- **Work to complete**
Copy every line of the records below where the word "Neurosurgery" occurs.

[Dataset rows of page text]
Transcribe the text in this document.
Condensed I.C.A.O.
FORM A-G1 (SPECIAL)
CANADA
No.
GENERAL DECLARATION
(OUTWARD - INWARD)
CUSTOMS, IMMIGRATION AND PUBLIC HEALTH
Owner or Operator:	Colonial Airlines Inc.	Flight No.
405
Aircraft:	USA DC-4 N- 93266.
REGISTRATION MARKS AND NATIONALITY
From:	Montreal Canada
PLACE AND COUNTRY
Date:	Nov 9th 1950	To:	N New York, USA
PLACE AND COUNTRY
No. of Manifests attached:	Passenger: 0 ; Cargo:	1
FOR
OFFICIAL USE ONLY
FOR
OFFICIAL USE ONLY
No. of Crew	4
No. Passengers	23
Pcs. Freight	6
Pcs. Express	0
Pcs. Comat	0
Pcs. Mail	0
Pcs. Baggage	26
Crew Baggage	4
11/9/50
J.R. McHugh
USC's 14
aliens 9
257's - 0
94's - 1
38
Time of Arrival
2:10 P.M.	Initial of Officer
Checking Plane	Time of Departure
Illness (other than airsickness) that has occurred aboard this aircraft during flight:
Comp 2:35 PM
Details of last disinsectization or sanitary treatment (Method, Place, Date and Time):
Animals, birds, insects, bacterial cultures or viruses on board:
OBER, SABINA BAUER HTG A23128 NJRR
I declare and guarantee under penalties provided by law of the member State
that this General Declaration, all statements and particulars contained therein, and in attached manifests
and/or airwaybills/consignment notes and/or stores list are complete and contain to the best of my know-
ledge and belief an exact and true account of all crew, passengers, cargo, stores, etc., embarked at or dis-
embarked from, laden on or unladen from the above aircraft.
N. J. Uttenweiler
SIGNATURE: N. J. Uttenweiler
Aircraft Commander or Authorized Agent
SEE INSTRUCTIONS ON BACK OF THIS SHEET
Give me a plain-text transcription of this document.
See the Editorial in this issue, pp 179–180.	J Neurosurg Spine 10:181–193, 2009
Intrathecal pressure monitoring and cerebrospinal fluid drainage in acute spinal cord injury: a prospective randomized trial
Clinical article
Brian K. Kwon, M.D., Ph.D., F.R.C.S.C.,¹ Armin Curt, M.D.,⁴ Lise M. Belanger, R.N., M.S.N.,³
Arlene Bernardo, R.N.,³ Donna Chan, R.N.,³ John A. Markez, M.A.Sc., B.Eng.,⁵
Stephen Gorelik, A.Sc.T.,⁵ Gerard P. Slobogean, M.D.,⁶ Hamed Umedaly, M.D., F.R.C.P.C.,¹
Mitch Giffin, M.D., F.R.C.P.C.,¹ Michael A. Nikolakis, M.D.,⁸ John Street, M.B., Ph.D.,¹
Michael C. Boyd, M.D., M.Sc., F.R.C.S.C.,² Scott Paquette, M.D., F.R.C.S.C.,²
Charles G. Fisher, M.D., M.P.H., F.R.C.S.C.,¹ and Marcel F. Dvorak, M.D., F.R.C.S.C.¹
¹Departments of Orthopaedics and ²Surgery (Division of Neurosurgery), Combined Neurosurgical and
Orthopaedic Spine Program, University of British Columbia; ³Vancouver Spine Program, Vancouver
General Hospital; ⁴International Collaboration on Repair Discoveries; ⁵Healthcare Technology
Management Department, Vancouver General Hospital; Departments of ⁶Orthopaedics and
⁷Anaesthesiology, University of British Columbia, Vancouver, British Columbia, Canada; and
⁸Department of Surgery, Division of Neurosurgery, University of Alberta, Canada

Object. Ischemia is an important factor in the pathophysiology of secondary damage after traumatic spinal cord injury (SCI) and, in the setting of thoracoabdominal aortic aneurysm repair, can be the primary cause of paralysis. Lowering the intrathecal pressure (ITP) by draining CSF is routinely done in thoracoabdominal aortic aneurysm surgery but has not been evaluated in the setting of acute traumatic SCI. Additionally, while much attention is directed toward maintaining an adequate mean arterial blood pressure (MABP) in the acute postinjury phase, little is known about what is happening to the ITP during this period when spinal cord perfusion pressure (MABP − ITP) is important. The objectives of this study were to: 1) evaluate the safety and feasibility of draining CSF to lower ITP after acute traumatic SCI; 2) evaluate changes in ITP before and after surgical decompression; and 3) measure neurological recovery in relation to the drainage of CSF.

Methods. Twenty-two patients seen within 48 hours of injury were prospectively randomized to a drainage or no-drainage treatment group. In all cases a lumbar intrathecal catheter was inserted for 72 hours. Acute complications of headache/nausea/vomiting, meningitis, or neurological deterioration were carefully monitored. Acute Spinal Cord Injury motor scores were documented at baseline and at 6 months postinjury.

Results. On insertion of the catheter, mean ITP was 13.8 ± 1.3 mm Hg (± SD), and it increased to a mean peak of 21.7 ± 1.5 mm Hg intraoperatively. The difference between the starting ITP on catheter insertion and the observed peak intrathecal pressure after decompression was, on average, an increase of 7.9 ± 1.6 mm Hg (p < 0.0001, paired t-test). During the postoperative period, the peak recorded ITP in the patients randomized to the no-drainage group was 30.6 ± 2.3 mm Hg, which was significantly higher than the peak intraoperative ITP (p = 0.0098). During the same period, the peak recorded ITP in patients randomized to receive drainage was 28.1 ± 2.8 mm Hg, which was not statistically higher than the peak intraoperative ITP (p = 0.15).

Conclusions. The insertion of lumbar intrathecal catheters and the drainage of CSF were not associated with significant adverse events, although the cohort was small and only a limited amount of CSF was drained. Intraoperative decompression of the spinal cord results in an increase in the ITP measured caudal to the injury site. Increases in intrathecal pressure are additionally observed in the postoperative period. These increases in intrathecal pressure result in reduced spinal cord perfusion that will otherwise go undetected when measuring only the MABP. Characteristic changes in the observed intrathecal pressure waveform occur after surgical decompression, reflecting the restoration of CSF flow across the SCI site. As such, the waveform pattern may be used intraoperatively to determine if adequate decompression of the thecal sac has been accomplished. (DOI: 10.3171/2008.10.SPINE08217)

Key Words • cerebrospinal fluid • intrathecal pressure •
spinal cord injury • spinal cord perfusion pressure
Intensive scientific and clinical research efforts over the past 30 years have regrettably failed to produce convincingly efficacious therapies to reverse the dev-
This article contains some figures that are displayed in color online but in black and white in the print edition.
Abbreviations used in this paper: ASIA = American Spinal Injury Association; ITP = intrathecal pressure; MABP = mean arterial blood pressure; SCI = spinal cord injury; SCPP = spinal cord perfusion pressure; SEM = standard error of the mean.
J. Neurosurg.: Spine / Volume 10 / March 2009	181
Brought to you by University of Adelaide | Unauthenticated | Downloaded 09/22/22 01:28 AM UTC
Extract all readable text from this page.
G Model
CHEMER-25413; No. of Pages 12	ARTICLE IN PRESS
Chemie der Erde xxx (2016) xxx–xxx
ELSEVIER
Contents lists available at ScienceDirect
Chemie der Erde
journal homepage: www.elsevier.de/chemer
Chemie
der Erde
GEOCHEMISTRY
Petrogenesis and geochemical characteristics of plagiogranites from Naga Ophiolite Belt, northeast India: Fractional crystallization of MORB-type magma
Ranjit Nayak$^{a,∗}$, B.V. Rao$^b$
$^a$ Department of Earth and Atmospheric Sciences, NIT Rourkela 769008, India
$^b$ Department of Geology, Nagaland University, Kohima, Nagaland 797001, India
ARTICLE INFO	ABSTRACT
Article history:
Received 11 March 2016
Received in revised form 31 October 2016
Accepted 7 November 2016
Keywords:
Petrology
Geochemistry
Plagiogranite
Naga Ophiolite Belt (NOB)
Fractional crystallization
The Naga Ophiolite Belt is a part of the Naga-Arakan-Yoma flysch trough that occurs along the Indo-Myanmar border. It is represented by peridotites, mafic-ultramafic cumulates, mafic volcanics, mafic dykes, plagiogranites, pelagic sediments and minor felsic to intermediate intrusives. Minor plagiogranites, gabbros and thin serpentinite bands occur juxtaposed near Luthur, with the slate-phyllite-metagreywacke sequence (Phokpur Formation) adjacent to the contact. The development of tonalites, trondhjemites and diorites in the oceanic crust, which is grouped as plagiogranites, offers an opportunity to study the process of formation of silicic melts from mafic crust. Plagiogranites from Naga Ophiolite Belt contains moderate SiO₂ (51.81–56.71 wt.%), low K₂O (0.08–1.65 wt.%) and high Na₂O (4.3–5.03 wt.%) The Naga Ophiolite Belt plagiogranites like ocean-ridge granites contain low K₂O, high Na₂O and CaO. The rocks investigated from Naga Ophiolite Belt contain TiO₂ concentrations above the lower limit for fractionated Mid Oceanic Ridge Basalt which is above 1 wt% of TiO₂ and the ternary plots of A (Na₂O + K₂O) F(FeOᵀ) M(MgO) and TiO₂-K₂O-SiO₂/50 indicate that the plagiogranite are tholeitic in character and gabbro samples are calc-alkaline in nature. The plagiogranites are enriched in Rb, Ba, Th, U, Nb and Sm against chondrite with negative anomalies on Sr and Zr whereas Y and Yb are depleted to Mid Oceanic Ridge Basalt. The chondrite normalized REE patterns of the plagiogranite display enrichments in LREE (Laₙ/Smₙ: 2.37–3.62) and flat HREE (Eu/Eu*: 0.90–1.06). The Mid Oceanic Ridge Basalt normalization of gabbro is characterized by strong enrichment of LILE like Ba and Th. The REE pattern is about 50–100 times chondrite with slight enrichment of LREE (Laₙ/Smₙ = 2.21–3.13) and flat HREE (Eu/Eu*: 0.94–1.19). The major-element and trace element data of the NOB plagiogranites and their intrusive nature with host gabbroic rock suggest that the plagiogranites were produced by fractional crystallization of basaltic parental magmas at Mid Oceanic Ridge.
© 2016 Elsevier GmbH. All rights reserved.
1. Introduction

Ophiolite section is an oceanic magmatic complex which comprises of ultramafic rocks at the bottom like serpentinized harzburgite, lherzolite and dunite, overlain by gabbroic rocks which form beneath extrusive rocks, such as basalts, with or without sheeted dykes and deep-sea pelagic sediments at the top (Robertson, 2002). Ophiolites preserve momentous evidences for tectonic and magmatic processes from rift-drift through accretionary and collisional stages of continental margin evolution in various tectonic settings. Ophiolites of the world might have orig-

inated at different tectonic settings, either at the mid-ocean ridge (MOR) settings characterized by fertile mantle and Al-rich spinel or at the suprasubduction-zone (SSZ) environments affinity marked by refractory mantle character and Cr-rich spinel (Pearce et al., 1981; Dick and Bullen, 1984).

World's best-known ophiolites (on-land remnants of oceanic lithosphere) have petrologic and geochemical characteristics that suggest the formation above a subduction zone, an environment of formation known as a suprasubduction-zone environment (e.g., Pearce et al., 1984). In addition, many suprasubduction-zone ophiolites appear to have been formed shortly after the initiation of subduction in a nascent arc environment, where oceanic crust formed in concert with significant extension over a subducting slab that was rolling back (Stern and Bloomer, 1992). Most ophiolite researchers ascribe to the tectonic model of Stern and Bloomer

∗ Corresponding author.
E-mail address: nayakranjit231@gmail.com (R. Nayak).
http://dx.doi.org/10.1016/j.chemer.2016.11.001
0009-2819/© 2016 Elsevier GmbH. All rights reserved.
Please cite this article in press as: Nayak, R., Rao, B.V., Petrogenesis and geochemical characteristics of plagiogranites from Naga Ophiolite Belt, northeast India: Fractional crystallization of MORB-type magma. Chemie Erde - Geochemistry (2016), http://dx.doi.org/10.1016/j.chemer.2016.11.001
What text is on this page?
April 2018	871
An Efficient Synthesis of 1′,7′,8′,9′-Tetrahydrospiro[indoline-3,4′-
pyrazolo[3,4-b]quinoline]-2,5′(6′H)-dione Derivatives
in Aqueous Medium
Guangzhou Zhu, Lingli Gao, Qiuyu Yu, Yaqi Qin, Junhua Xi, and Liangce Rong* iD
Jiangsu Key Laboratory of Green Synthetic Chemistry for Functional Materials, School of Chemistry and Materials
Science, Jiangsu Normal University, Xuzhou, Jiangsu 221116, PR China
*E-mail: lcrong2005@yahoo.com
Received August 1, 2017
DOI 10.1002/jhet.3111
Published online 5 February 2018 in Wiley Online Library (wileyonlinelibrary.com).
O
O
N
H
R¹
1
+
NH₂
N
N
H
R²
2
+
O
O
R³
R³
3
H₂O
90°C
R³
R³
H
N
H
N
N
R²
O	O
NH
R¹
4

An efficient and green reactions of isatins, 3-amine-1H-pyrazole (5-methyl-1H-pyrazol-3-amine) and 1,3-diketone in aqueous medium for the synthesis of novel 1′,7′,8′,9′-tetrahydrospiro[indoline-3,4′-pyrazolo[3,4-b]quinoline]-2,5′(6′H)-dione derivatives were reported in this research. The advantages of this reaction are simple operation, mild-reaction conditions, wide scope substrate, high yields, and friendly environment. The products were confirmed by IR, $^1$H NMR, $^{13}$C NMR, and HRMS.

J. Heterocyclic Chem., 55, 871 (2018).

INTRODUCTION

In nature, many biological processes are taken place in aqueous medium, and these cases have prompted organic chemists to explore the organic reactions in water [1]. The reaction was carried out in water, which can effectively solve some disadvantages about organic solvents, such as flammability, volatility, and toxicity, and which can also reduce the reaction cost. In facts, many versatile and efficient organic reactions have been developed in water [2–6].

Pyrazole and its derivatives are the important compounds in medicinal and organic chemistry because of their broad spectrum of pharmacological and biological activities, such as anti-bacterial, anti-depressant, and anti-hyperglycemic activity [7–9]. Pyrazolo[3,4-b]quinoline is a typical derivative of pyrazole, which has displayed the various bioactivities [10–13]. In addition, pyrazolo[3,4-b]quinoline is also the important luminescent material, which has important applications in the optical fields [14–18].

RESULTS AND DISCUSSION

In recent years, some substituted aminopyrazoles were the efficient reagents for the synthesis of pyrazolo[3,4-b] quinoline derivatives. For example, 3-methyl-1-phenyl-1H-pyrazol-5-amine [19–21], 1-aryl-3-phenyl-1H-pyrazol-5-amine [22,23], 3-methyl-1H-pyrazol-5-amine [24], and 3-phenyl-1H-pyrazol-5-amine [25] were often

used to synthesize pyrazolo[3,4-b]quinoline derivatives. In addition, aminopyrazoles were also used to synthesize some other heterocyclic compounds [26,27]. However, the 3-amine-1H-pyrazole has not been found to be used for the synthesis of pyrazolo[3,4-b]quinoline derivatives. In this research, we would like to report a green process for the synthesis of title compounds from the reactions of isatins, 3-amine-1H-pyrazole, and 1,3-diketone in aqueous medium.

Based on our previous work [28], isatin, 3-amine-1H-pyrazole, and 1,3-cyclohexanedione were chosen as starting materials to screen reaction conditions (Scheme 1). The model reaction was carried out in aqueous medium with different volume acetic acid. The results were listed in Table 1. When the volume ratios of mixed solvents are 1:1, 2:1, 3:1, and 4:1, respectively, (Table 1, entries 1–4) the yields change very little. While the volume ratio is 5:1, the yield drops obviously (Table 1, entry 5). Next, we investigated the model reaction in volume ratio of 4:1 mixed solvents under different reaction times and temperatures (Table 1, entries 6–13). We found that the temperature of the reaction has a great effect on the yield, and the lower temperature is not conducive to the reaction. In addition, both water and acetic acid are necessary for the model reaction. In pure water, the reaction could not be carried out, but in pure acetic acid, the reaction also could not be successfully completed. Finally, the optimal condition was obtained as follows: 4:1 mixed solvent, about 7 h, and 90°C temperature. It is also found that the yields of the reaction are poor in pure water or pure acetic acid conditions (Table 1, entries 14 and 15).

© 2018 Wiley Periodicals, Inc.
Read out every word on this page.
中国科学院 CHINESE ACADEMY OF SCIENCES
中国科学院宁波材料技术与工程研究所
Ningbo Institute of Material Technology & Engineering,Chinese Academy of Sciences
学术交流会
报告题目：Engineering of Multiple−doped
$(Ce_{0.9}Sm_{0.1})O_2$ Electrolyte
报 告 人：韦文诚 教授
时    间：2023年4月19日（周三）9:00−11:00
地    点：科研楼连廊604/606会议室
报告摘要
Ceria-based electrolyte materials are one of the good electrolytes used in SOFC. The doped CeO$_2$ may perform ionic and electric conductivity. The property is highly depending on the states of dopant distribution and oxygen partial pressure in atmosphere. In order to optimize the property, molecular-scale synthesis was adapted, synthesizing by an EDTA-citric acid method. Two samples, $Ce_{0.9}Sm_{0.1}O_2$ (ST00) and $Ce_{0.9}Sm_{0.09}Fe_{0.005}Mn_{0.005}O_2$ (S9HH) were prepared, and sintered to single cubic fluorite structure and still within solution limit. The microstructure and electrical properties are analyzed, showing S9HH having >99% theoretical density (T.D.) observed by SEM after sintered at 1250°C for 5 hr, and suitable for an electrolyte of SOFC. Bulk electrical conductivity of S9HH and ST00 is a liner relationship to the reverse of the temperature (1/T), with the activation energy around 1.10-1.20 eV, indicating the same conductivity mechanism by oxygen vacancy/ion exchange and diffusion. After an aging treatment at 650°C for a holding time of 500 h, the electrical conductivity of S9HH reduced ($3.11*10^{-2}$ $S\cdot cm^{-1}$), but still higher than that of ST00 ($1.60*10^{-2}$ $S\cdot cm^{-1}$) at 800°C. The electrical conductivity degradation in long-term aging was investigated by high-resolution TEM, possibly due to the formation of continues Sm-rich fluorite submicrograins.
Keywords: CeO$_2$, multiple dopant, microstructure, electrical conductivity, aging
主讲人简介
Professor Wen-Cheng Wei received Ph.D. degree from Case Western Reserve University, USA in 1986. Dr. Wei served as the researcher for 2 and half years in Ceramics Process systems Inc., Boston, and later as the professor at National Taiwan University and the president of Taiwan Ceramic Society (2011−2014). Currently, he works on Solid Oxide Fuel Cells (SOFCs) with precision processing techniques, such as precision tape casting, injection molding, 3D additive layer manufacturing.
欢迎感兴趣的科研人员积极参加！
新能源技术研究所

- **Task answer**
¹Departments of Orthopaedics and ²Surgery (Division of Neurosurgery), Combined Neurosurgical and
⁸Department of Surgery, Division of Neurosurgery, University of Alberta, Canada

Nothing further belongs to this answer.